Data listing:
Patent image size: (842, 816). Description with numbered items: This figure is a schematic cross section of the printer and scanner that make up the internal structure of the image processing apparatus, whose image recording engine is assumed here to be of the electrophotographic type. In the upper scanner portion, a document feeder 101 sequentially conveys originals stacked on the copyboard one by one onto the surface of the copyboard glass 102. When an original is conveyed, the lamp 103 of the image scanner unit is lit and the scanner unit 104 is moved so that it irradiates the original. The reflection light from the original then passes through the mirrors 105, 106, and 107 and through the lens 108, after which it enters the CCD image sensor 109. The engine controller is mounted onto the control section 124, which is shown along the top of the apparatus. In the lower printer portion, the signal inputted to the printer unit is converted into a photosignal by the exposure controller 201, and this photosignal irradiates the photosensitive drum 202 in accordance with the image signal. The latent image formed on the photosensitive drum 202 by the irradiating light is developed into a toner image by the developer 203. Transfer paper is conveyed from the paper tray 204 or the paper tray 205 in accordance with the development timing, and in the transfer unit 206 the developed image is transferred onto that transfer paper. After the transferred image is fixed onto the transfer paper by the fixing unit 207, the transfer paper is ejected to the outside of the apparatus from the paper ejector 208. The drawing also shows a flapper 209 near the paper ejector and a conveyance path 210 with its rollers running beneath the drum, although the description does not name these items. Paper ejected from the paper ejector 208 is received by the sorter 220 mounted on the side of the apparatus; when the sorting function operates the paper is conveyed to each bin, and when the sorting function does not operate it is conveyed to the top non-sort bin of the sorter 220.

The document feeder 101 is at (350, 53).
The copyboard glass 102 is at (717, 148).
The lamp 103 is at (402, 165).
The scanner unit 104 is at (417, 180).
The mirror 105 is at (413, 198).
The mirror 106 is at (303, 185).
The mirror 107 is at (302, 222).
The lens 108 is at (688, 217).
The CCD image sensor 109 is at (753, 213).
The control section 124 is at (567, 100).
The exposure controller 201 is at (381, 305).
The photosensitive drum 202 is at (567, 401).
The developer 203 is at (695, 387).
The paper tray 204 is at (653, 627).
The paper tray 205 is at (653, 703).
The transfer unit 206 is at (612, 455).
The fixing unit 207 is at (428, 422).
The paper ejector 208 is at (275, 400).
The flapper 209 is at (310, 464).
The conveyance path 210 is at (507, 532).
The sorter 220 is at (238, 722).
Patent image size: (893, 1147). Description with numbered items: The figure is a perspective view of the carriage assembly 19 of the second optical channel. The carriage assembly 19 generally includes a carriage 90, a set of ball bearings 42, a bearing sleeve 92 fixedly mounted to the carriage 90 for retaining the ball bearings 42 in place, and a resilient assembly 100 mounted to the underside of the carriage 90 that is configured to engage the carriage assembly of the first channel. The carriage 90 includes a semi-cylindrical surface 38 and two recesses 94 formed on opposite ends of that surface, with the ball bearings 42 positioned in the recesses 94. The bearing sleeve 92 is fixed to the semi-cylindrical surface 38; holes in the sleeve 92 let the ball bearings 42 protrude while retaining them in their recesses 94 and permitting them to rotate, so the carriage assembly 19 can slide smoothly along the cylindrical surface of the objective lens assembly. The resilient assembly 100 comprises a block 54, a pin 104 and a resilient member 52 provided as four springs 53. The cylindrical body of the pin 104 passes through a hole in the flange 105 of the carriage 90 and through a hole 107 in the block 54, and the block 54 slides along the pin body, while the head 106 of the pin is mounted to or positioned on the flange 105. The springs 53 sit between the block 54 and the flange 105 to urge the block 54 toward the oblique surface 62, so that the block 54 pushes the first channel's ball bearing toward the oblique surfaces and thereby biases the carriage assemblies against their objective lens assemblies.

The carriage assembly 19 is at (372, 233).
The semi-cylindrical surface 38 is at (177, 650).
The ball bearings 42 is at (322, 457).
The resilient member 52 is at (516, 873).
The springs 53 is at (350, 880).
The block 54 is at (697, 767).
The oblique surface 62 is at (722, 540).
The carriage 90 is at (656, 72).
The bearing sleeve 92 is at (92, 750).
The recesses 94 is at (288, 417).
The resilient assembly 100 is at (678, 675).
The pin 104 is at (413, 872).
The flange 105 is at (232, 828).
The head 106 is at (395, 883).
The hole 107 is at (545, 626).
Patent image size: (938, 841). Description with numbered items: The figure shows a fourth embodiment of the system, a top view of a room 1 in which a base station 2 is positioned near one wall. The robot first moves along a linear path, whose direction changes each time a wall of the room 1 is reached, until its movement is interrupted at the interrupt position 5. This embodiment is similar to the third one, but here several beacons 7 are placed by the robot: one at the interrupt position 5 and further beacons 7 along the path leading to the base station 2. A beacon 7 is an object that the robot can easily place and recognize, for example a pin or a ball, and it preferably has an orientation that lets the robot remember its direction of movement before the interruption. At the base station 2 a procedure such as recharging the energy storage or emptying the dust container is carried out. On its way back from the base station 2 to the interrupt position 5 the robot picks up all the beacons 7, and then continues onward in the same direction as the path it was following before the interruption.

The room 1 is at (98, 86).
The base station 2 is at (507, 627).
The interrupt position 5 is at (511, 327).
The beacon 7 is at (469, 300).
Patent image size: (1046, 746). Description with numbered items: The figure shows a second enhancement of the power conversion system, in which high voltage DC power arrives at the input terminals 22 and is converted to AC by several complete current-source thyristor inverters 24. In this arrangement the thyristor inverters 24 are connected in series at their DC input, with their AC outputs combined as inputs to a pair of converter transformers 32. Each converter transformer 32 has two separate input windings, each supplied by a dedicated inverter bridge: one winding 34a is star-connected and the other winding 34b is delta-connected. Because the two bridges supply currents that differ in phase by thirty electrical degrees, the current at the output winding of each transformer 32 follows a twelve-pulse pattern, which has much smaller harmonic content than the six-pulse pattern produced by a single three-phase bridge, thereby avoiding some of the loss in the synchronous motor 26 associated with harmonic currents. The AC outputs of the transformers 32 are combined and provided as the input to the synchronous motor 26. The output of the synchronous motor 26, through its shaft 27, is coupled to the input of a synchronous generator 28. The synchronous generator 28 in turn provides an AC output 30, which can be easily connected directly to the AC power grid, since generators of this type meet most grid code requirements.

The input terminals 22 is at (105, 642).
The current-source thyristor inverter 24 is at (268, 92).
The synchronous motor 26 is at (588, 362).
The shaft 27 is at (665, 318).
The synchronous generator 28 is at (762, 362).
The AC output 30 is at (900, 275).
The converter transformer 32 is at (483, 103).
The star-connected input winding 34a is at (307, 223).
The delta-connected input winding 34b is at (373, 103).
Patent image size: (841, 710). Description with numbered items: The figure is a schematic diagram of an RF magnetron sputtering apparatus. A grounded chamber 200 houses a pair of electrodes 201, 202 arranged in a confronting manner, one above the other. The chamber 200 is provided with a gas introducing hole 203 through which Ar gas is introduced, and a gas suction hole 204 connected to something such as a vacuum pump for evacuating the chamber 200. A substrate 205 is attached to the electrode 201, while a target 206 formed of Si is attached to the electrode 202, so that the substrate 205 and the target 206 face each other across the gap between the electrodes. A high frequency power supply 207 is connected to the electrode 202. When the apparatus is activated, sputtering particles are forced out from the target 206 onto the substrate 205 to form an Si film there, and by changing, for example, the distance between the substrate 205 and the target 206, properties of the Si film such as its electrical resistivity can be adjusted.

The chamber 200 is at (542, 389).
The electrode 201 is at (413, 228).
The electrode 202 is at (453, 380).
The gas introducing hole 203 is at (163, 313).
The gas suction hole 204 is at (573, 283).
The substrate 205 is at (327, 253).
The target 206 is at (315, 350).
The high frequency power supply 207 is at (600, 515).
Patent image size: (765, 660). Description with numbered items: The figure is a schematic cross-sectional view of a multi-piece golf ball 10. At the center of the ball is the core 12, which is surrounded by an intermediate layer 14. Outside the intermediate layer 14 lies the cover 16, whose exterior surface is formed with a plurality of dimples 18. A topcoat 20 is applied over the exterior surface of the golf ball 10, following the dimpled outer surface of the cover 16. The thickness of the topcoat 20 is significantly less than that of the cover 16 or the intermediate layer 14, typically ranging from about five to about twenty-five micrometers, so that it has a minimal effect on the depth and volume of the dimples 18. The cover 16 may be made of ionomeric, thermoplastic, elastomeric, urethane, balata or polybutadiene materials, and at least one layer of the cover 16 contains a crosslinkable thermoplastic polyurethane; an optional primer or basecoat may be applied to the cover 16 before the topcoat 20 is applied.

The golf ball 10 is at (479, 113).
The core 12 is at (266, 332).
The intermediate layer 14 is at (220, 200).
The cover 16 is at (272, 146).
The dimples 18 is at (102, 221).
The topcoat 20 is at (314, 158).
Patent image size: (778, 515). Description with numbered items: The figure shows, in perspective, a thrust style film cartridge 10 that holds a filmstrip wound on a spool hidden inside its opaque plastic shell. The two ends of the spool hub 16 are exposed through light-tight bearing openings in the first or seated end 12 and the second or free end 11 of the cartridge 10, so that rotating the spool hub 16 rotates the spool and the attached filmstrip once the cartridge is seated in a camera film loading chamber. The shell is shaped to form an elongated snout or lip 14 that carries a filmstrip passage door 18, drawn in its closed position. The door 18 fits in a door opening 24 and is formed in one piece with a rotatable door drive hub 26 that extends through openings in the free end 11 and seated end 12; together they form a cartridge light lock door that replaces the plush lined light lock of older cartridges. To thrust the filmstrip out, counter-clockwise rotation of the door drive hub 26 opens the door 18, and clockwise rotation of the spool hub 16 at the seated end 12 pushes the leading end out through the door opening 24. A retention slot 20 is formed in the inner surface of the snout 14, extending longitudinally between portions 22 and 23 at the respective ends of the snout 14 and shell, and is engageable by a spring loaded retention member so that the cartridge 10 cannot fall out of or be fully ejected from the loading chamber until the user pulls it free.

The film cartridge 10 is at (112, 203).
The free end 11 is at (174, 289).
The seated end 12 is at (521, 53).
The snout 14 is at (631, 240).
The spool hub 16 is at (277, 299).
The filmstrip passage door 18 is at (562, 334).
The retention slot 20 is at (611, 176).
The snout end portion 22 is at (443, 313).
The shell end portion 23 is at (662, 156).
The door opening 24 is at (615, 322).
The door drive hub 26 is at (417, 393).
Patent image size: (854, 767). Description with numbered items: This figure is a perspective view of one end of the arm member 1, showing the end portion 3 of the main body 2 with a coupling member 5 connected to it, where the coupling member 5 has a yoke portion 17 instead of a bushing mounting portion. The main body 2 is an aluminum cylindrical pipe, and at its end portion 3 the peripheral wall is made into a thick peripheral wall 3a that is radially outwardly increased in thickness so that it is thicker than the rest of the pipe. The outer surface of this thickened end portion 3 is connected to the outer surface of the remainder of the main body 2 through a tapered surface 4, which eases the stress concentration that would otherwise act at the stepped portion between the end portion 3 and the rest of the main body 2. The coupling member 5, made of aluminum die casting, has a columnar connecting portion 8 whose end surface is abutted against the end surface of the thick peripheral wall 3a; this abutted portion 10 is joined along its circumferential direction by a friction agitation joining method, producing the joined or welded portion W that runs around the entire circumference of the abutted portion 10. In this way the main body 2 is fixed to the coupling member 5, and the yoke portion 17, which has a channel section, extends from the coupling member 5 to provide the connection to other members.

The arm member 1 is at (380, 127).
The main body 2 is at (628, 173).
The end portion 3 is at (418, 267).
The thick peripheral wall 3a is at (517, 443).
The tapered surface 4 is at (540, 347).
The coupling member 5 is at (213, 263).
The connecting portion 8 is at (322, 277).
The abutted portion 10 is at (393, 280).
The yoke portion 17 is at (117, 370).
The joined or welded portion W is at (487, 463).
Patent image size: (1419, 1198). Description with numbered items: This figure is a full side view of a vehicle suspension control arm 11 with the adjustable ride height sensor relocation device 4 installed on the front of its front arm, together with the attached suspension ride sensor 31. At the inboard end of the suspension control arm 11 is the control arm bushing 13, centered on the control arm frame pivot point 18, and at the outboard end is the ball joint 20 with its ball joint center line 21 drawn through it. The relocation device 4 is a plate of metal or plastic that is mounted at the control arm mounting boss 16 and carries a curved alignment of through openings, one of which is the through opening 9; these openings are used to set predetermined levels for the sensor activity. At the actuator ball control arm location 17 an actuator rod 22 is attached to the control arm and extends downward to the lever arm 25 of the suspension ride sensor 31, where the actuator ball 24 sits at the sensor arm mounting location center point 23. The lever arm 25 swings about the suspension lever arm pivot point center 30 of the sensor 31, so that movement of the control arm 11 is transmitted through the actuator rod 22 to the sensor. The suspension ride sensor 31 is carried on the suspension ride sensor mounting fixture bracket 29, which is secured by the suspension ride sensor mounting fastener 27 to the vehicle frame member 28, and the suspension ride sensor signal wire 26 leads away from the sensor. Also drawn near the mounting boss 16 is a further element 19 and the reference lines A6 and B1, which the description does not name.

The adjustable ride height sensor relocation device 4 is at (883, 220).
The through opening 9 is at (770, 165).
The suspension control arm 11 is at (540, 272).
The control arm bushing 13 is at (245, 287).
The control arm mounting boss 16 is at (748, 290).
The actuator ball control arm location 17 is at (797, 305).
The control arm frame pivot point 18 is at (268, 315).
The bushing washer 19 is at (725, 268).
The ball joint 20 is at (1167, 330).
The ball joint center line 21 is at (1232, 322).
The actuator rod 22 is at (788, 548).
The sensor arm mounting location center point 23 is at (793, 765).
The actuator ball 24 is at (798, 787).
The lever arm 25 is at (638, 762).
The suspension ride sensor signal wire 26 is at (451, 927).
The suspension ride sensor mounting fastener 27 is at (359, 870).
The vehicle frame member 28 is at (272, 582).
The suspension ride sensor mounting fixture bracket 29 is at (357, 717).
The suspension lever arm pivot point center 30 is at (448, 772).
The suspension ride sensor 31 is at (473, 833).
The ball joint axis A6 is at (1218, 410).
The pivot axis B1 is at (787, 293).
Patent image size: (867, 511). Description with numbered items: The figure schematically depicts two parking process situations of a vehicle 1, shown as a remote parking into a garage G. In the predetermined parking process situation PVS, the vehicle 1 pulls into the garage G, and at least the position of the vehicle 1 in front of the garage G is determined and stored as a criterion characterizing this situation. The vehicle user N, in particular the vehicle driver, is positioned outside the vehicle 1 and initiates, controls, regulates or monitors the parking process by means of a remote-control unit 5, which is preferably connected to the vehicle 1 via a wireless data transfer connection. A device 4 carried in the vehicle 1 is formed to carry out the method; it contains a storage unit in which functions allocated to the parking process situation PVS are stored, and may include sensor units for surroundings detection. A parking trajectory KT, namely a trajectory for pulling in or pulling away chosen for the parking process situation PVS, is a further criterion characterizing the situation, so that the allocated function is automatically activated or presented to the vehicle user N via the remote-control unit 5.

Directions for this task
Rewrite the listing lines starting at the one containing "Patent image size: (841, 710)." and ending at the one containing "The high frequency" as a Markdown table with the columns Row and Line text, leaving out blank lines.

Result
| Row | Line text |
|---|---|
| 1 | Patent image size: (841, 710). Description with numbered items: The figure is a schematic diagram of an RF magnetron sputtering apparatus. A grounded chamber 200 houses a pair of electrodes 201, 202 arranged in a confronting manner, one above the other. The chamber 200 is provided with a gas introducing hole 203 through which Ar gas is introduced, and a gas suction hole 204 connected to something such as a vacuum pump for evacuating the chamber 200. A substrate 205 is attached to the electrode 201, while a target 206 formed of Si is attached to the electrode 202, so that the substrate 205 and the target 206 face each other across the gap between the electrodes. A high frequency power supply 207 is connected to the electrode 202. When the apparatus is activated, sputtering particles are forced out from the target 206 onto the substrate 205 to form an Si film there, and by changing, for example, the distance between the substrate 205 and the target 206, properties of the Si film such as its electrical resistivity can be adjusted. |
| 2 | The chamber 200 is at (542, 389). |
| 3 | The electrode 201 is at (413, 228). |
| 4 | The electrode 202 is at (453, 380). |
| 5 | The gas introducing hole 203 is at (163, 313). |
| 6 | The gas suction hole 204 is at (573, 283). |
| 7 | The substrate 205 is at (327, 253). |
| 8 | The target 206 is at (315, 350). |
| 9 | The high frequency power supply 207 is at (600, 515). |